Gather all lines in the entries that include the word "JSON".
>>>
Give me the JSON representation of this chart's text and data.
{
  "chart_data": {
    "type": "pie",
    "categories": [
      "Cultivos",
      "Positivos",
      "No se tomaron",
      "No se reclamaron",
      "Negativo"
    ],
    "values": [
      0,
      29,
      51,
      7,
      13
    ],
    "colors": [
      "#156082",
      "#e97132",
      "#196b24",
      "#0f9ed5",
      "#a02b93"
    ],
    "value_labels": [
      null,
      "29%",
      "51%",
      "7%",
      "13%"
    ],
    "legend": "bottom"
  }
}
<<<
>>>
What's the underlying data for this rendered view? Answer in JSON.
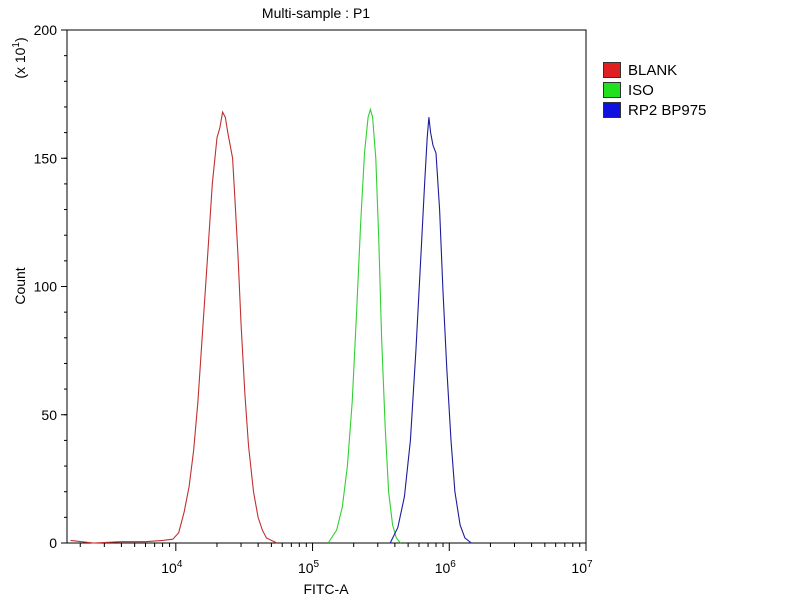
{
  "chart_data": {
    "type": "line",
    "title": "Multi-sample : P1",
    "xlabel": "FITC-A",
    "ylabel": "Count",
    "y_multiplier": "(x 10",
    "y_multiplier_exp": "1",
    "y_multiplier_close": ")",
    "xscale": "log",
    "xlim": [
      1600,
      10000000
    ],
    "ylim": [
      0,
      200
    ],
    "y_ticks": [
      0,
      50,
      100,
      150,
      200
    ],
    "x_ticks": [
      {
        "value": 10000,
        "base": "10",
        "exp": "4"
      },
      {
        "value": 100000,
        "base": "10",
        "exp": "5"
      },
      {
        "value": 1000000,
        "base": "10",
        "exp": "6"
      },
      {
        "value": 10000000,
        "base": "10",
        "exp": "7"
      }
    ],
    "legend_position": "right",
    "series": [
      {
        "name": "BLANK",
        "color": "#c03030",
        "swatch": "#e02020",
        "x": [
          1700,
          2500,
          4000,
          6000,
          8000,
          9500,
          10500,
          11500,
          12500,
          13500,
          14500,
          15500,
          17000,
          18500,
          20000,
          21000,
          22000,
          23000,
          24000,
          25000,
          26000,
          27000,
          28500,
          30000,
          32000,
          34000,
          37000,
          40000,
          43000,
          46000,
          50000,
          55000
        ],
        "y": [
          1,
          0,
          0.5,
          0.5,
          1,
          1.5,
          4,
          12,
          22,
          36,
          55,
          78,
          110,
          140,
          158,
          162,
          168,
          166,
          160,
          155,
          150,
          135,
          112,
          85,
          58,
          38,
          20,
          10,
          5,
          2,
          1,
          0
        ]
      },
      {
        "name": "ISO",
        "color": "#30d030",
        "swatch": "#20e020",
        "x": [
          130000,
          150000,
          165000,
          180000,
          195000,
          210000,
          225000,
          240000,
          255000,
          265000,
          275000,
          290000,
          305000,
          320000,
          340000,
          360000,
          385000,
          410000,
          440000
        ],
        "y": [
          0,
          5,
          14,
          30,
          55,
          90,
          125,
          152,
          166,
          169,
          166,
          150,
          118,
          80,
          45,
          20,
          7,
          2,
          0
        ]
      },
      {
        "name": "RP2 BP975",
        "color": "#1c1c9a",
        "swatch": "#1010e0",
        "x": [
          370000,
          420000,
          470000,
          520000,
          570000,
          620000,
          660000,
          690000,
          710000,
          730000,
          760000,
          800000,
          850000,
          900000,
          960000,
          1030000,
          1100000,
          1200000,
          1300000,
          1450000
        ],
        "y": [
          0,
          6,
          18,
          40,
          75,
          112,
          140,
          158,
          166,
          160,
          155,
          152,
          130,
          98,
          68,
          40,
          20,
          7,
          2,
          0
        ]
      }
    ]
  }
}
<<<
- _Problem solution_
Give me the JSON representation of this chart's text and data.
What's the underlying data for this rendered view? Answer in JSON.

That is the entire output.